> [WHAT IS BEING ASKED]:
Within the records below, find each line that holds the string "Studio", then copy it.

> [Dataset records]:
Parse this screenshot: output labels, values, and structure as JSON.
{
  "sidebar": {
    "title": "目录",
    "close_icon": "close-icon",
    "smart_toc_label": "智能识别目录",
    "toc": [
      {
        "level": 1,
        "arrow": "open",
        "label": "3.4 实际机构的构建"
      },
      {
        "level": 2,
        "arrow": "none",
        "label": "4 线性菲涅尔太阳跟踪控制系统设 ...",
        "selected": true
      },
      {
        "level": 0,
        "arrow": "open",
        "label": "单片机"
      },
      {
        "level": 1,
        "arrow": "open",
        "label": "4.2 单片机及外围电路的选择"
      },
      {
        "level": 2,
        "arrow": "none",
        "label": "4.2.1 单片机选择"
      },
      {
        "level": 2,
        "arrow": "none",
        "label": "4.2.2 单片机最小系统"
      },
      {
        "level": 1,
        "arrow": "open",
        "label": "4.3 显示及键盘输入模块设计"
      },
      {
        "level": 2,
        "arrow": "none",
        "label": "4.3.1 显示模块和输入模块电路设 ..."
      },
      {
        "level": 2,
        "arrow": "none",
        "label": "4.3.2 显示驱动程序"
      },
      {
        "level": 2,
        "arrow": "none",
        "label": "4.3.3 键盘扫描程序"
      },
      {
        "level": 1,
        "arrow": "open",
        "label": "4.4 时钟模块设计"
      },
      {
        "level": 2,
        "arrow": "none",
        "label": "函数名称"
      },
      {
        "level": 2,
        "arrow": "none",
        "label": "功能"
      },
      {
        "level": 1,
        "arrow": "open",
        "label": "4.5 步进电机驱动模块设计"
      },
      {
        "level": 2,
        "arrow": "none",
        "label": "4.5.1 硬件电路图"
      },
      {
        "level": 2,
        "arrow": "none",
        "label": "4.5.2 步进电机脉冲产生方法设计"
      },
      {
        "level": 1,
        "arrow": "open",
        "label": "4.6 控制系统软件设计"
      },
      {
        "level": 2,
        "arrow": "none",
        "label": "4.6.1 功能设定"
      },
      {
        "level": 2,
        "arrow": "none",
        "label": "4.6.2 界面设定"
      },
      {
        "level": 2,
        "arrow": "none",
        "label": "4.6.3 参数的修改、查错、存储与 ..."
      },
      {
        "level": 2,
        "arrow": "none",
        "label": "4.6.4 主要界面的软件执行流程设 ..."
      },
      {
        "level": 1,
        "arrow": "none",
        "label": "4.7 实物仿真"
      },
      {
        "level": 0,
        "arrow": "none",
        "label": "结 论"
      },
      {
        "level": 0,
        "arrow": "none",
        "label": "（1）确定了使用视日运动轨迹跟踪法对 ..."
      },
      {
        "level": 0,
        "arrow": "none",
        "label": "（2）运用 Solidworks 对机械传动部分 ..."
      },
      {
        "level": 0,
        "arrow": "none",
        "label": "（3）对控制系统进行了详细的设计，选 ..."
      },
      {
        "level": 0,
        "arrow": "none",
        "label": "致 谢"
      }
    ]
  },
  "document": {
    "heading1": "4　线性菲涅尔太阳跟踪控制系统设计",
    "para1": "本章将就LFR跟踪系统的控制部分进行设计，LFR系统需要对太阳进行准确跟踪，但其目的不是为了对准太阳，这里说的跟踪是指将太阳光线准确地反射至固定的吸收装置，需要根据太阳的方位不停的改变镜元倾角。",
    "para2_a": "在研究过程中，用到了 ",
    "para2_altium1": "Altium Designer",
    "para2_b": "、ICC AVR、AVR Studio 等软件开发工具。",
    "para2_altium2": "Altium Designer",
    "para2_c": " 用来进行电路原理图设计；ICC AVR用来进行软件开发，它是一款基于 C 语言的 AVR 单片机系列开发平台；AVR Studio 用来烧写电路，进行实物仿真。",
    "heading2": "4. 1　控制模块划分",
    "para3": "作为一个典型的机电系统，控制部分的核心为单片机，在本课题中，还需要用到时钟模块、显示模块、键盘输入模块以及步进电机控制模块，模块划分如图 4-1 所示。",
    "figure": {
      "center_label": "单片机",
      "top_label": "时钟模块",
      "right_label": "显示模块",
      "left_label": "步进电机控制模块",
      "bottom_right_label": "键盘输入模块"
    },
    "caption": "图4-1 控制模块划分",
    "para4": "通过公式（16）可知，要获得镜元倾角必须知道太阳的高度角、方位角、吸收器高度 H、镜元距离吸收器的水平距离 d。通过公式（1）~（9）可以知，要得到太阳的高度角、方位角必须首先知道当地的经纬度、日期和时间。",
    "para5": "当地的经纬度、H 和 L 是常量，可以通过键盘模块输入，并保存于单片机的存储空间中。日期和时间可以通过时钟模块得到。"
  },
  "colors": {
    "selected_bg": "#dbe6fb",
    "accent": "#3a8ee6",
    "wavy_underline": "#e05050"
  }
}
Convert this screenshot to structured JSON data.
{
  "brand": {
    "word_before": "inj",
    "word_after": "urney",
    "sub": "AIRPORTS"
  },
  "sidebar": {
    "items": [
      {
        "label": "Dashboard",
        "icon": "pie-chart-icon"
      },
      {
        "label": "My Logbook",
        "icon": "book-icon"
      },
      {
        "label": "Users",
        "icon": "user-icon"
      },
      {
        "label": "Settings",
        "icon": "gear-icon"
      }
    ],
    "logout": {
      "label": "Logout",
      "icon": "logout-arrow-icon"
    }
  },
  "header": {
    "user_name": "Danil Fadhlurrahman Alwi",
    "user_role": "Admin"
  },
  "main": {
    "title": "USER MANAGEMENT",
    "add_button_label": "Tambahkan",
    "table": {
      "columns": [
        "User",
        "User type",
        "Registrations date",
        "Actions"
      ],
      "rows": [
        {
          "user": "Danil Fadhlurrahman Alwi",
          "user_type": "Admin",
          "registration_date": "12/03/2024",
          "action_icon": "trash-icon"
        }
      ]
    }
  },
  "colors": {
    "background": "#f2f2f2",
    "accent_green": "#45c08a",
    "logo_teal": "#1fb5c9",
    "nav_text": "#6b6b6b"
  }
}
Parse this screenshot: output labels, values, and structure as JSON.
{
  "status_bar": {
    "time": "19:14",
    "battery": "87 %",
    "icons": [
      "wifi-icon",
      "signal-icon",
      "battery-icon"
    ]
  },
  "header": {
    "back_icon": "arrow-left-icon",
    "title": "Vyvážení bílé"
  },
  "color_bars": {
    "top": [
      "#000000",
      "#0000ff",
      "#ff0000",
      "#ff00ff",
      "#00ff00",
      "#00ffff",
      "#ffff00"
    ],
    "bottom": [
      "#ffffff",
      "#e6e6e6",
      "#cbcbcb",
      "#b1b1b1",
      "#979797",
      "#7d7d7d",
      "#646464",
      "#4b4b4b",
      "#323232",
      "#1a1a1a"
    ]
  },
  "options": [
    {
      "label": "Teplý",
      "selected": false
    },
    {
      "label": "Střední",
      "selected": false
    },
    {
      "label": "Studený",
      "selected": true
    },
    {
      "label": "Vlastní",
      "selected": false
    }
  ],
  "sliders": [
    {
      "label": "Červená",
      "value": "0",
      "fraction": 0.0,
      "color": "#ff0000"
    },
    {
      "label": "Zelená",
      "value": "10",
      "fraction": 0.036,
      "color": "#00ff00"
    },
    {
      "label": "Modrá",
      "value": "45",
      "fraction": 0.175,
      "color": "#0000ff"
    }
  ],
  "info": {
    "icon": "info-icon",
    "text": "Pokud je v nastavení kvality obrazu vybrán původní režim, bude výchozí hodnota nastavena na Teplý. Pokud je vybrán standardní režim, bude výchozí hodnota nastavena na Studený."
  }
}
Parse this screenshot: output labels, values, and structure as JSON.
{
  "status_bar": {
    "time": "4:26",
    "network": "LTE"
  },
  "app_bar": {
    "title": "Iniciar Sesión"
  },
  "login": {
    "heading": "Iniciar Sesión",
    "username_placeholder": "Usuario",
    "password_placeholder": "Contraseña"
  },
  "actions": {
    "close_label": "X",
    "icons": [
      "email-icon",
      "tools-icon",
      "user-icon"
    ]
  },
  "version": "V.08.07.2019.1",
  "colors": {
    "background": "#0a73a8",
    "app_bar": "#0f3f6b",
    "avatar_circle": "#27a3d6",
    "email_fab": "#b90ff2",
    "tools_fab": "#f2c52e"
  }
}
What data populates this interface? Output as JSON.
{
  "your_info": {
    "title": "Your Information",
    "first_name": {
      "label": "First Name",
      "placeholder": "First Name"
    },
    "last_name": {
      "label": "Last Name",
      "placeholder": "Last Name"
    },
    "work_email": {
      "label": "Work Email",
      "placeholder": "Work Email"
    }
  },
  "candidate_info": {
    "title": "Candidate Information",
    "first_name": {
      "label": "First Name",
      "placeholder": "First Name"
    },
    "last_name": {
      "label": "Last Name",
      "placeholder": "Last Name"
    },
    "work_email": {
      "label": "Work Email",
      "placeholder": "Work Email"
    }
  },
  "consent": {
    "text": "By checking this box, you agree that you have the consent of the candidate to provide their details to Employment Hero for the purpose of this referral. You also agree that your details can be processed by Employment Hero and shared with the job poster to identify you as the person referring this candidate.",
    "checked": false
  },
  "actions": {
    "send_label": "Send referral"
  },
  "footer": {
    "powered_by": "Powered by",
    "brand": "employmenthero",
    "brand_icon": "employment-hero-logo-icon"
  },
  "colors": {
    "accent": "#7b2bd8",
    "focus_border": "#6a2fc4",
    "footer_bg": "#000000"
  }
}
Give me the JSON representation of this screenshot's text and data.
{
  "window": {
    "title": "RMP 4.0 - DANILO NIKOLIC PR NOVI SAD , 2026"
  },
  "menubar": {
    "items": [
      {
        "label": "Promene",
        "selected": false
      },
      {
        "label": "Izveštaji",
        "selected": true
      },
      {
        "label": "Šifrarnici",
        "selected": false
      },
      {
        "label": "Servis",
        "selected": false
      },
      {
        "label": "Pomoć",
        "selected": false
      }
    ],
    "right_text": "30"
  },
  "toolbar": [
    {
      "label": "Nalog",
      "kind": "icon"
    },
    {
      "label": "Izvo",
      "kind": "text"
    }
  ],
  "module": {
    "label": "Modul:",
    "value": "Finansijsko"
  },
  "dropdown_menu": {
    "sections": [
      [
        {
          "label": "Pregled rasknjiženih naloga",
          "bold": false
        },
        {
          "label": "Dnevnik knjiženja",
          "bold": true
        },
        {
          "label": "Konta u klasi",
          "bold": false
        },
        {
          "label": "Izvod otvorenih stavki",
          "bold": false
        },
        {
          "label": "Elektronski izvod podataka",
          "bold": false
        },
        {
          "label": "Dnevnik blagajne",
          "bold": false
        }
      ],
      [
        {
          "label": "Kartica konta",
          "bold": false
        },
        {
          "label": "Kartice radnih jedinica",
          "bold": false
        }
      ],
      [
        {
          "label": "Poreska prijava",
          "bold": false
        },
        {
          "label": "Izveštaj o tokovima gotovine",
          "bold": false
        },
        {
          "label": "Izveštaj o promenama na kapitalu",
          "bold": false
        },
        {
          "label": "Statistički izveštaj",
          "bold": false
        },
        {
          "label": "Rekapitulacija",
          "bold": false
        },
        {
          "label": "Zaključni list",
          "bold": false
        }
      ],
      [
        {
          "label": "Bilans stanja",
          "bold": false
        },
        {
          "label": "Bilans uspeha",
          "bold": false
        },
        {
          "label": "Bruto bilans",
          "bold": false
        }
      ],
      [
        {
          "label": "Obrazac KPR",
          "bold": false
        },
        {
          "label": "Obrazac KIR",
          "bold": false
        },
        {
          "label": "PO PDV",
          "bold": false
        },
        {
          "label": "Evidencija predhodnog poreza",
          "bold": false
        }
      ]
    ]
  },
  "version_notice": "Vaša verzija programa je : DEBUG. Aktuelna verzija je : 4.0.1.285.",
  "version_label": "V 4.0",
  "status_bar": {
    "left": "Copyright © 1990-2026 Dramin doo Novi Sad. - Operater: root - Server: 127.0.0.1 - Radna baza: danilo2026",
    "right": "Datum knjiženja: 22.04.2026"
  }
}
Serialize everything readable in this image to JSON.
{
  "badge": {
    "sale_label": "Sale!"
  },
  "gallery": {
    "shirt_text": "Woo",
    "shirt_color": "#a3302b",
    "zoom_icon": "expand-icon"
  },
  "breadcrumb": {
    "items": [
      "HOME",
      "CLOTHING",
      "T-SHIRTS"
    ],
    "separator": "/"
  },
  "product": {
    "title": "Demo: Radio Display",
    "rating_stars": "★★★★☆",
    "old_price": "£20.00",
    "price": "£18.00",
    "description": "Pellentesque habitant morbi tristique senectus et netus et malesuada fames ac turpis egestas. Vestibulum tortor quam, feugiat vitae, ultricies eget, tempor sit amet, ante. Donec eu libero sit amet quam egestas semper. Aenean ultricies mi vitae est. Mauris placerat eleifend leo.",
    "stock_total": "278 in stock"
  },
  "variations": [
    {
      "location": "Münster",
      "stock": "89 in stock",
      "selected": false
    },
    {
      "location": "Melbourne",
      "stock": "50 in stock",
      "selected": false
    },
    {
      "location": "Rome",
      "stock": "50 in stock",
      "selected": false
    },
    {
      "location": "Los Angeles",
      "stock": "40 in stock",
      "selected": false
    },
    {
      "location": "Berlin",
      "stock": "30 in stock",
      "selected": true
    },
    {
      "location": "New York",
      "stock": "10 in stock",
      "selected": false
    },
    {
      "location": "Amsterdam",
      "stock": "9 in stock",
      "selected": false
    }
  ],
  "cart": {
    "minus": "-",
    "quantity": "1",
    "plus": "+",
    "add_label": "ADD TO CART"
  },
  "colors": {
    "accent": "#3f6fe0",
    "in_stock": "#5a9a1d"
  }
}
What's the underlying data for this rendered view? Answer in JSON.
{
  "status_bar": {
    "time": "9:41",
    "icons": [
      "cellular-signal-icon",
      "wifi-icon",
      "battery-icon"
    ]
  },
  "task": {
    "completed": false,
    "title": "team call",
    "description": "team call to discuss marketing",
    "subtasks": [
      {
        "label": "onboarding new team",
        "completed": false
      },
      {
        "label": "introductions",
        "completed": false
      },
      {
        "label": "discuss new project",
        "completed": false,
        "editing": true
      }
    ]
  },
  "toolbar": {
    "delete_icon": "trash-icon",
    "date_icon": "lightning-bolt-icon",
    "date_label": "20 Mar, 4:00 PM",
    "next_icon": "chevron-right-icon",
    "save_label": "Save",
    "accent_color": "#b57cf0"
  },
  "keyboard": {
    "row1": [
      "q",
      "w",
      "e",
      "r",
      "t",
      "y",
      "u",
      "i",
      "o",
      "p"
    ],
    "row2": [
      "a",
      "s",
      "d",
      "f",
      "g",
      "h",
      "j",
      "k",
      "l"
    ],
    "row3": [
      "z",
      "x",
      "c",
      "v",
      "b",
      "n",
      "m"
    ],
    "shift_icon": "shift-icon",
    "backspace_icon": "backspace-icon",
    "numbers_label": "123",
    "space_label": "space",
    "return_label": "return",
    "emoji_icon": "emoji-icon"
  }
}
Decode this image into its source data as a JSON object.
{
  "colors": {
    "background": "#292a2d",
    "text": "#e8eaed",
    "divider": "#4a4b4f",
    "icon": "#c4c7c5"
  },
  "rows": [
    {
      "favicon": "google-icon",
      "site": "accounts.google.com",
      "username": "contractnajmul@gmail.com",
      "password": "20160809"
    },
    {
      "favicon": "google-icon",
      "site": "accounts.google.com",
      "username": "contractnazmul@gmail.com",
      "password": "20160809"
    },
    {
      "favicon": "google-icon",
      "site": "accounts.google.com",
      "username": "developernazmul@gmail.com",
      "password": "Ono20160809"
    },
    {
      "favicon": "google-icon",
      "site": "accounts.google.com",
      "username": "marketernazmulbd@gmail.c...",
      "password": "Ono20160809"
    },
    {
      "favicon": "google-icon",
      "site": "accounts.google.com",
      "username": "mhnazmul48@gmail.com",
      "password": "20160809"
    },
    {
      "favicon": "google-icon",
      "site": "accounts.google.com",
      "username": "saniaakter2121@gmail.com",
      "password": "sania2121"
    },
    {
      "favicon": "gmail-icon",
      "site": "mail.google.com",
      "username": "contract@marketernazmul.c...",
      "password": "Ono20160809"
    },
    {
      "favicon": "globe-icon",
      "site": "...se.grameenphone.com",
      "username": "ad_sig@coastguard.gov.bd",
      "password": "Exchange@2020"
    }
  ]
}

> [RESPONSE]:
    "para2_b": "、ICC AVR、AVR Studio 等软件开发工具。",
    "para2_c": " 用来进行电路原理图设计；ICC AVR用来进行软件开发，它是一款基于 C 语言的 AVR 单片机系列开发平台；AVR Studio 用来烧写电路，进行实物仿真。",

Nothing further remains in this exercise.